### Exercise inputs
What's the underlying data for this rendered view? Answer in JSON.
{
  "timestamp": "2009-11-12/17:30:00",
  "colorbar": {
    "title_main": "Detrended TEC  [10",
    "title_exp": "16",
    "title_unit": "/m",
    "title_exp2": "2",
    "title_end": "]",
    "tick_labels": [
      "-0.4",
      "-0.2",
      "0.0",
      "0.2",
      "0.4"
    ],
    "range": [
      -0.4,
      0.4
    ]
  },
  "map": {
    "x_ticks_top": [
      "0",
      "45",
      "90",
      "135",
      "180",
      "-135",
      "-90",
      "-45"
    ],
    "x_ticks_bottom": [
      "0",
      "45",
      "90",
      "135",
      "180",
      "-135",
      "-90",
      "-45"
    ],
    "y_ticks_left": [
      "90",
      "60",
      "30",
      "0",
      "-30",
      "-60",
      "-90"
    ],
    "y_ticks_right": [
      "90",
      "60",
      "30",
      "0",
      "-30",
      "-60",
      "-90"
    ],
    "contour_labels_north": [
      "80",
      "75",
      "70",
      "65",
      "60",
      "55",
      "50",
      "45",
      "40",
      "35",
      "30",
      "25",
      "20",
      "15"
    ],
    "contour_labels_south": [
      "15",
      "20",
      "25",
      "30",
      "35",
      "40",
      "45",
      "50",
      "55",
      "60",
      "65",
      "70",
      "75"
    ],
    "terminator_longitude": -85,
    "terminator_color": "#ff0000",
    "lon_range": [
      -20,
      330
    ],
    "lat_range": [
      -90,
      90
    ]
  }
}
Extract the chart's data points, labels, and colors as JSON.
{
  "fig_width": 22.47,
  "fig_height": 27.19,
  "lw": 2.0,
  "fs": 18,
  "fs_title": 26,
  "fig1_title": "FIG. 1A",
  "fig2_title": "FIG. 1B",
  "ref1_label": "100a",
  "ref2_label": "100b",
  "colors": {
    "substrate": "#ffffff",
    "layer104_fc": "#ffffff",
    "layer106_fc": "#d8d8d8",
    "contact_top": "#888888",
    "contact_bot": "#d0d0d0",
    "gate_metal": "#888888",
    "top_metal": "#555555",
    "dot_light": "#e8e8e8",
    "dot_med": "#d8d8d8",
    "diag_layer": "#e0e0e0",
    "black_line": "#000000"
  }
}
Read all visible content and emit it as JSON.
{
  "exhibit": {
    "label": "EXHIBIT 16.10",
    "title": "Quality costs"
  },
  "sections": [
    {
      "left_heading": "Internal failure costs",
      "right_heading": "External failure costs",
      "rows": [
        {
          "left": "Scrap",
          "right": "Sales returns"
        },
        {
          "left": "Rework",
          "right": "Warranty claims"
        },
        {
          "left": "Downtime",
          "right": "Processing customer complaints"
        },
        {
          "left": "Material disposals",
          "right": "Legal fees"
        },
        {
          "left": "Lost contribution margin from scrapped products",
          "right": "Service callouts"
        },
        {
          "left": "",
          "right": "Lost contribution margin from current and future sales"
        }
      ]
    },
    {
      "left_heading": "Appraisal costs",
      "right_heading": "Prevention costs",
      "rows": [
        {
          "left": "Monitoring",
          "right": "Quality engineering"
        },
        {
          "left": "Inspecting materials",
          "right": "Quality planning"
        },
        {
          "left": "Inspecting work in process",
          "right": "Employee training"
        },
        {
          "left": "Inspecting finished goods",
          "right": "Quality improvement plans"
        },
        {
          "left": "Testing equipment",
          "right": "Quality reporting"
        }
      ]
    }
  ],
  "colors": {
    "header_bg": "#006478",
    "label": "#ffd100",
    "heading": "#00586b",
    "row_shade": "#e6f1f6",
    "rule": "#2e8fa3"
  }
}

### What you will do
Write out the entire listing exactly.

### Problem solution
What's the underlying data for this rendered view? Answer in JSON.
{
  "timestamp": "2009-11-12/17:30:00",
  "colorbar": {
    "title_main": "Detrended TEC  [10",
    "title_exp": "16",
    "title_unit": "/m",
    "title_exp2": "2",
    "title_end": "]",
    "tick_labels": [
      "-0.4",
      "-0.2",
      "0.0",
      "0.2",
      "0.4"
    ],
    "range": [
      -0.4,
      0.4
    ]
  },
  "map": {
    "x_ticks_top": [
      "0",
      "45",
      "90",
      "135",
      "180",
      "-135",
      "-90",
      "-45"
    ],
    "x_ticks_bottom": [
      "0",
      "45",
      "90",
      "135",
      "180",
      "-135",
      "-90",
      "-45"
    ],
    "y_ticks_left": [
      "90",
      "60",
      "30",
      "0",
      "-30",
      "-60",
      "-90"
    ],
    "y_ticks_right": [
      "90",
      "60",
      "30",
      "0",
      "-30",
      "-60",
      "-90"
    ],
    "contour_labels_north": [
      "80",
      "75",
      "70",
      "65",
      "60",
      "55",
      "50",
      "45",
      "40",
      "35",
      "30",
      "25",
      "20",
      "15"
    ],
    "contour_labels_south": [
      "15",
      "20",
      "25",
      "30",
      "35",
      "40",
      "45",
      "50",
      "55",
      "60",
      "65",
      "70",
      "75"
    ],
    "terminator_longitude": -85,
    "terminator_color": "#ff0000",
    "lon_range": [
      -20,
      330
    ],
    "lat_range": [
      -90,
      90
    ]
  }
}
Extract the chart's data points, labels, and colors as JSON.
{
  "fig_width": 22.47,
  "fig_height": 27.19,
  "lw": 2.0,
  "fs": 18,
  "fs_title": 26,
  "fig1_title": "FIG. 1A",
  "fig2_title": "FIG. 1B",
  "ref1_label": "100a",
  "ref2_label": "100b",
  "colors": {
    "substrate": "#ffffff",
    "layer104_fc": "#ffffff",
    "layer106_fc": "#d8d8d8",
    "contact_top": "#888888",
    "contact_bot": "#d0d0d0",
    "gate_metal": "#888888",
    "top_metal": "#555555",
    "dot_light": "#e8e8e8",
    "dot_med": "#d8d8d8",
    "diag_layer": "#e0e0e0",
    "black_line": "#000000"
  }
}
Read all visible content and emit it as JSON.
{
  "exhibit": {
    "label": "EXHIBIT 16.10",
    "title": "Quality costs"
  },
  "sections": [
    {
      "left_heading": "Internal failure costs",
      "right_heading": "External failure costs",
      "rows": [
        {
          "left": "Scrap",
          "right": "Sales returns"
        },
        {
          "left": "Rework",
          "right": "Warranty claims"
        },
        {
          "left": "Downtime",
          "right": "Processing customer complaints"
        },
        {
          "left": "Material disposals",
          "right": "Legal fees"
        },
        {
          "left": "Lost contribution margin from scrapped products",
          "right": "Service callouts"
        },
        {
          "left": "",
          "right": "Lost contribution margin from current and future sales"
        }
      ]
    },
    {
      "left_heading": "Appraisal costs",
      "right_heading": "Prevention costs",
      "rows": [
        {
          "left": "Monitoring",
          "right": "Quality engineering"
        },
        {
          "left": "Inspecting materials",
          "right": "Quality planning"
        },
        {
          "left": "Inspecting work in process",
          "right": "Employee training"
        },
        {
          "left": "Inspecting finished goods",
          "right": "Quality improvement plans"
        },
        {
          "left": "Testing equipment",
          "right": "Quality reporting"
        }
      ]
    }
  ],
  "colors": {
    "header_bg": "#006478",
    "label": "#ffd100",
    "heading": "#00586b",
    "row_shade": "#e6f1f6",
    "rule": "#2e8fa3"
  }
}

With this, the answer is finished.